Decoding Compact Disc Audio From Scratch

In the rare case we listen to an audio CD these days, we typically rely on off-the-shelf hardware to decode the 1s and 0s into the dulcet tones of Weird Al Yankovic for our listening pleasure. [Lukas], however, was recently inspired to try decoding the pits and lands of a CD into audio for himself.

A fair bit goes into decoding Red Book digital audio.

[Lukas] did the smart thing, and headed straight to the official Red Book Audio CD standard documents freely available on archive.org. That’s a heck of a lot cheaper than the €345 some publishers want to charge. Not wanting to use a microscope to read the individual pits and lands of the disc, [Lukas] used a DVD player. The electrical signals from the optical pickup were captured with an oscilloscope. 4 megasamples of the output were taken at a rate of 20 megasamples per second. This data was then ported over to a PC for further analysis in Python.

_Collected material_:
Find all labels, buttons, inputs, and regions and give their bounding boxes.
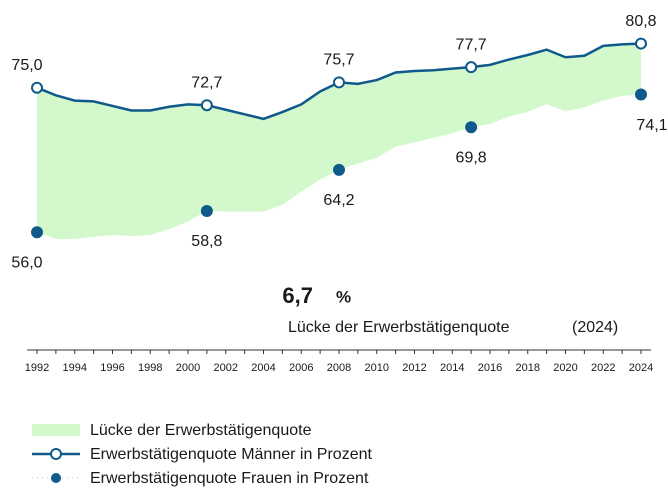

_What you should do_: According to the CD audio text, what device was used to read the disc instead of a microscope? The data on this page is separate from the CD audio text.

_Solution to this task_: A DVD player.